◆ Written problem
Omit the pictures, then write out every entry exactly as it reads.

◆ Data extracted from a collection
______________________________
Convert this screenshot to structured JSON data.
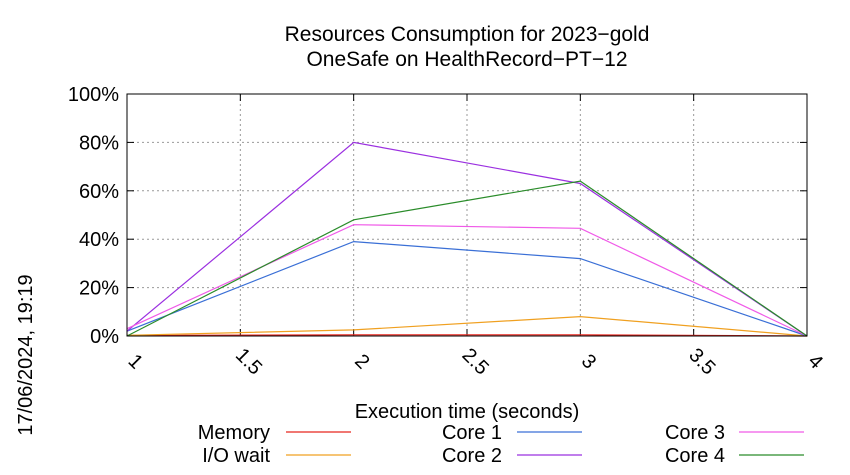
{
  "chart_data": {
    "type": "line",
    "title": [
      "Resources Consumption for 2023−gold",
      "OneSafe on HealthRecord−PT−12"
    ],
    "xlabel": "Execution time (seconds)",
    "ylabel": "",
    "side_label": "17/06/2024, 19:19",
    "xlim": [
      1,
      4
    ],
    "ylim": [
      0,
      100
    ],
    "xticks": [
      1,
      1.5,
      2,
      2.5,
      3,
      3.5,
      4
    ],
    "xtick_labels": [
      "1",
      "1.5",
      "2",
      "2.5",
      "3",
      "3.5",
      "4"
    ],
    "yticks": [
      0,
      20,
      40,
      60,
      80,
      100
    ],
    "ytick_labels": [
      "0%",
      "20%",
      "40%",
      "60%",
      "80%",
      "100%"
    ],
    "grid": true,
    "legend_position": "bottom",
    "x": [
      1,
      2,
      3,
      4
    ],
    "series": [
      {
        "name": "Memory",
        "color": "#e8261e",
        "values": [
          0.2,
          0.5,
          0.5,
          0
        ]
      },
      {
        "name": "I/O wait",
        "color": "#f0a020",
        "values": [
          0.3,
          2.5,
          8,
          0
        ]
      },
      {
        "name": "Core 1",
        "color": "#3a6fd6",
        "values": [
          2,
          39,
          32,
          0
        ]
      },
      {
        "name": "Core 2",
        "color": "#9b30e0",
        "values": [
          2,
          80,
          63,
          0
        ]
      },
      {
        "name": "Core 3",
        "color": "#f05ae8",
        "values": [
          3,
          46,
          44.5,
          0
        ]
      },
      {
        "name": "Core 4",
        "color": "#2a8c2a",
        "values": [
          0,
          48,
          64,
          0
        ]
      }
    ]
  }
}
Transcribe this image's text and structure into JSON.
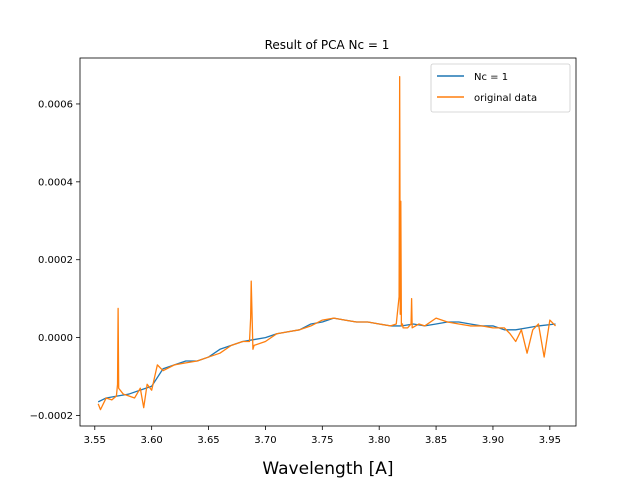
{
  "chart_data": {
    "type": "line",
    "title": "Result of PCA Nc = 1",
    "xlabel": "Wavelength [A]",
    "ylabel": "",
    "xlim": [
      3.537,
      3.973
    ],
    "ylim": [
      -0.000227,
      0.000718
    ],
    "xticks": [
      3.55,
      3.6,
      3.65,
      3.7,
      3.75,
      3.8,
      3.85,
      3.9,
      3.95
    ],
    "xtick_labels": [
      "3.55",
      "3.60",
      "3.65",
      "3.70",
      "3.75",
      "3.80",
      "3.85",
      "3.90",
      "3.95"
    ],
    "yticks": [
      -0.0002,
      0.0,
      0.0002,
      0.0004,
      0.0006
    ],
    "ytick_labels": [
      "−0.0002",
      "0.0000",
      "0.0002",
      "0.0004",
      "0.0006"
    ],
    "legend": {
      "placement": "top-right"
    },
    "series": [
      {
        "name": "Nc = 1",
        "color": "#1f77b4",
        "x": [
          3.553,
          3.56,
          3.57,
          3.58,
          3.59,
          3.6,
          3.61,
          3.62,
          3.63,
          3.64,
          3.65,
          3.66,
          3.67,
          3.68,
          3.69,
          3.7,
          3.71,
          3.72,
          3.73,
          3.74,
          3.75,
          3.76,
          3.77,
          3.78,
          3.79,
          3.8,
          3.81,
          3.82,
          3.83,
          3.84,
          3.85,
          3.86,
          3.87,
          3.88,
          3.89,
          3.9,
          3.91,
          3.92,
          3.93,
          3.94,
          3.955
        ],
        "y": [
          -0.000165,
          -0.000155,
          -0.00015,
          -0.000145,
          -0.000135,
          -0.000125,
          -8e-05,
          -7e-05,
          -6e-05,
          -6e-05,
          -5e-05,
          -3e-05,
          -2e-05,
          -1e-05,
          -5e-06,
          0.0,
          1e-05,
          1.5e-05,
          2e-05,
          3.5e-05,
          4e-05,
          5e-05,
          4.5e-05,
          4e-05,
          4e-05,
          3.5e-05,
          3e-05,
          3e-05,
          3.5e-05,
          3e-05,
          3.5e-05,
          4e-05,
          4e-05,
          3.5e-05,
          3e-05,
          3e-05,
          2e-05,
          2e-05,
          2.5e-05,
          3e-05,
          3.5e-05
        ]
      },
      {
        "name": "original data",
        "color": "#ff7f0e",
        "x": [
          3.553,
          3.555,
          3.56,
          3.565,
          3.569,
          3.57,
          3.5705,
          3.571,
          3.575,
          3.58,
          3.585,
          3.59,
          3.593,
          3.596,
          3.6,
          3.605,
          3.61,
          3.62,
          3.63,
          3.64,
          3.65,
          3.66,
          3.67,
          3.68,
          3.686,
          3.687,
          3.6875,
          3.689,
          3.69,
          3.7,
          3.71,
          3.72,
          3.73,
          3.74,
          3.75,
          3.76,
          3.77,
          3.78,
          3.79,
          3.8,
          3.81,
          3.815,
          3.8175,
          3.818,
          3.8185,
          3.819,
          3.8195,
          3.8205,
          3.821,
          3.825,
          3.828,
          3.8285,
          3.829,
          3.835,
          3.84,
          3.85,
          3.86,
          3.87,
          3.88,
          3.89,
          3.9,
          3.91,
          3.915,
          3.92,
          3.925,
          3.93,
          3.935,
          3.94,
          3.945,
          3.95,
          3.955
        ],
        "y": [
          -0.00017,
          -0.000185,
          -0.000155,
          -0.00016,
          -0.00015,
          -0.00012,
          7.5e-05,
          -0.00013,
          -0.000145,
          -0.00015,
          -0.000155,
          -0.00013,
          -0.00018,
          -0.00012,
          -0.000135,
          -7e-05,
          -8.5e-05,
          -7e-05,
          -6.5e-05,
          -6e-05,
          -5e-05,
          -4e-05,
          -2e-05,
          -1e-05,
          -1e-05,
          5e-05,
          0.000145,
          -3e-05,
          -2e-05,
          -1e-05,
          1e-05,
          1.5e-05,
          2e-05,
          3e-05,
          4.5e-05,
          5e-05,
          4.5e-05,
          4e-05,
          4e-05,
          3.5e-05,
          3e-05,
          3.5e-05,
          0.000105,
          0.00067,
          6e-05,
          0.00035,
          3e-05,
          3.5e-05,
          2.5e-05,
          2.5e-05,
          3.5e-05,
          0.0001,
          2.5e-05,
          3.5e-05,
          3e-05,
          5e-05,
          4e-05,
          3.5e-05,
          3e-05,
          3e-05,
          2.5e-05,
          2.5e-05,
          1e-05,
          -1e-05,
          2e-05,
          -4e-05,
          2e-05,
          3.5e-05,
          -5e-05,
          4.5e-05,
          3e-05
        ]
      }
    ]
  }
}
______________________________
◆ Reply
Convert this screenshot to structured JSON data.
{
  "chart_data": {
    "type": "line",
    "title": [
      "Resources Consumption for 2023−gold",
      "OneSafe on HealthRecord−PT−12"
    ],
    "xlabel": "Execution time (seconds)",
    "ylabel": "",
    "side_label": "17/06/2024, 19:19",
    "xlim": [
      1,
      4
    ],
    "ylim": [
      0,
      100
    ],
    "xticks": [
      1,
      1.5,
      2,
      2.5,
      3,
      3.5,
      4
    ],
    "xtick_labels": [
      "1",
      "1.5",
      "2",
      "2.5",
      "3",
      "3.5",
      "4"
    ],
    "yticks": [
      0,
      20,
      40,
      60,
      80,
      100
    ],
    "ytick_labels": [
      "0%",
      "20%",
      "40%",
      "60%",
      "80%",
      "100%"
    ],
    "grid": true,
    "legend_position": "bottom",
    "x": [
      1,
      2,
      3,
      4
    ],
    "series": [
      {
        "name": "Memory",
        "color": "#e8261e",
        "values": [
          0.2,
          0.5,
          0.5,
          0
        ]
      },
      {
        "name": "I/O wait",
        "color": "#f0a020",
        "values": [
          0.3,
          2.5,
          8,
          0
        ]
      },
      {
        "name": "Core 1",
        "color": "#3a6fd6",
        "values": [
          2,
          39,
          32,
          0
        ]
      },
      {
        "name": "Core 2",
        "color": "#9b30e0",
        "values": [
          2,
          80,
          63,
          0
        ]
      },
      {
        "name": "Core 3",
        "color": "#f05ae8",
        "values": [
          3,
          46,
          44.5,
          0
        ]
      },
      {
        "name": "Core 4",
        "color": "#2a8c2a",
        "values": [
          0,
          48,
          64,
          0
        ]
      }
    ]
  }
}
Transcribe this image's text and structure into JSON.
{
  "chart_data": {
    "type": "line",
    "title": "Result of PCA Nc = 1",
    "xlabel": "Wavelength [A]",
    "ylabel": "",
    "xlim": [
      3.537,
      3.973
    ],
    "ylim": [
      -0.000227,
      0.000718
    ],
    "xticks": [
      3.55,
      3.6,
      3.65,
      3.7,
      3.75,
      3.8,
      3.85,
      3.9,
      3.95
    ],
    "xtick_labels": [
      "3.55",
      "3.60",
      "3.65",
      "3.70",
      "3.75",
      "3.80",
      "3.85",
      "3.90",
      "3.95"
    ],
    "yticks": [
      -0.0002,
      0.0,
      0.0002,
      0.0004,
      0.0006
    ],
    "ytick_labels": [
      "−0.0002",
      "0.0000",
      "0.0002",
      "0.0004",
      "0.0006"
    ],
    "legend": {
      "placement": "top-right"
    },
    "series": [
      {
        "name": "Nc = 1",
        "color": "#1f77b4",
        "x": [
          3.553,
          3.56,
          3.57,
          3.58,
          3.59,
          3.6,
          3.61,
          3.62,
          3.63,
          3.64,
          3.65,
          3.66,
          3.67,
          3.68,
          3.69,
          3.7,
          3.71,
          3.72,
          3.73,
          3.74,
          3.75,
          3.76,
          3.77,
          3.78,
          3.79,
          3.8,
          3.81,
          3.82,
          3.83,
          3.84,
          3.85,
          3.86,
          3.87,
          3.88,
          3.89,
          3.9,
          3.91,
          3.92,
          3.93,
          3.94,
          3.955
        ],
        "y": [
          -0.000165,
          -0.000155,
          -0.00015,
          -0.000145,
          -0.000135,
          -0.000125,
          -8e-05,
          -7e-05,
          -6e-05,
          -6e-05,
          -5e-05,
          -3e-05,
          -2e-05,
          -1e-05,
          -5e-06,
          0.0,
          1e-05,
          1.5e-05,
          2e-05,
          3.5e-05,
          4e-05,
          5e-05,
          4.5e-05,
          4e-05,
          4e-05,
          3.5e-05,
          3e-05,
          3e-05,
          3.5e-05,
          3e-05,
          3.5e-05,
          4e-05,
          4e-05,
          3.5e-05,
          3e-05,
          3e-05,
          2e-05,
          2e-05,
          2.5e-05,
          3e-05,
          3.5e-05
        ]
      },
      {
        "name": "original data",
        "color": "#ff7f0e",
        "x": [
          3.553,
          3.555,
          3.56,
          3.565,
          3.569,
          3.57,
          3.5705,
          3.571,
          3.575,
          3.58,
          3.585,
          3.59,
          3.593,
          3.596,
          3.6,
          3.605,
          3.61,
          3.62,
          3.63,
          3.64,
          3.65,
          3.66,
          3.67,
          3.68,
          3.686,
          3.687,
          3.6875,
          3.689,
          3.69,
          3.7,
          3.71,
          3.72,
          3.73,
          3.74,
          3.75,
          3.76,
          3.77,
          3.78,
          3.79,
          3.8,
          3.81,
          3.815,
          3.8175,
          3.818,
          3.8185,
          3.819,
          3.8195,
          3.8205,
          3.821,
          3.825,
          3.828,
          3.8285,
          3.829,
          3.835,
          3.84,
          3.85,
          3.86,
          3.87,
          3.88,
          3.89,
          3.9,
          3.91,
          3.915,
          3.92,
          3.925,
          3.93,
          3.935,
          3.94,
          3.945,
          3.95,
          3.955
        ],
        "y": [
          -0.00017,
          -0.000185,
          -0.000155,
          -0.00016,
          -0.00015,
          -0.00012,
          7.5e-05,
          -0.00013,
          -0.000145,
          -0.00015,
          -0.000155,
          -0.00013,
          -0.00018,
          -0.00012,
          -0.000135,
          -7e-05,
          -8.5e-05,
          -7e-05,
          -6.5e-05,
          -6e-05,
          -5e-05,
          -4e-05,
          -2e-05,
          -1e-05,
          -1e-05,
          5e-05,
          0.000145,
          -3e-05,
          -2e-05,
          -1e-05,
          1e-05,
          1.5e-05,
          2e-05,
          3e-05,
          4.5e-05,
          5e-05,
          4.5e-05,
          4e-05,
          4e-05,
          3.5e-05,
          3e-05,
          3.5e-05,
          0.000105,
          0.00067,
          6e-05,
          0.00035,
          3e-05,
          3.5e-05,
          2.5e-05,
          2.5e-05,
          3.5e-05,
          0.0001,
          2.5e-05,
          3.5e-05,
          3e-05,
          5e-05,
          4e-05,
          3.5e-05,
          3e-05,
          3e-05,
          2.5e-05,
          2.5e-05,
          1e-05,
          -1e-05,
          2e-05,
          -4e-05,
          2e-05,
          3.5e-05,
          -5e-05,
          4.5e-05,
          3e-05
        ]
      }
    ]
  }
}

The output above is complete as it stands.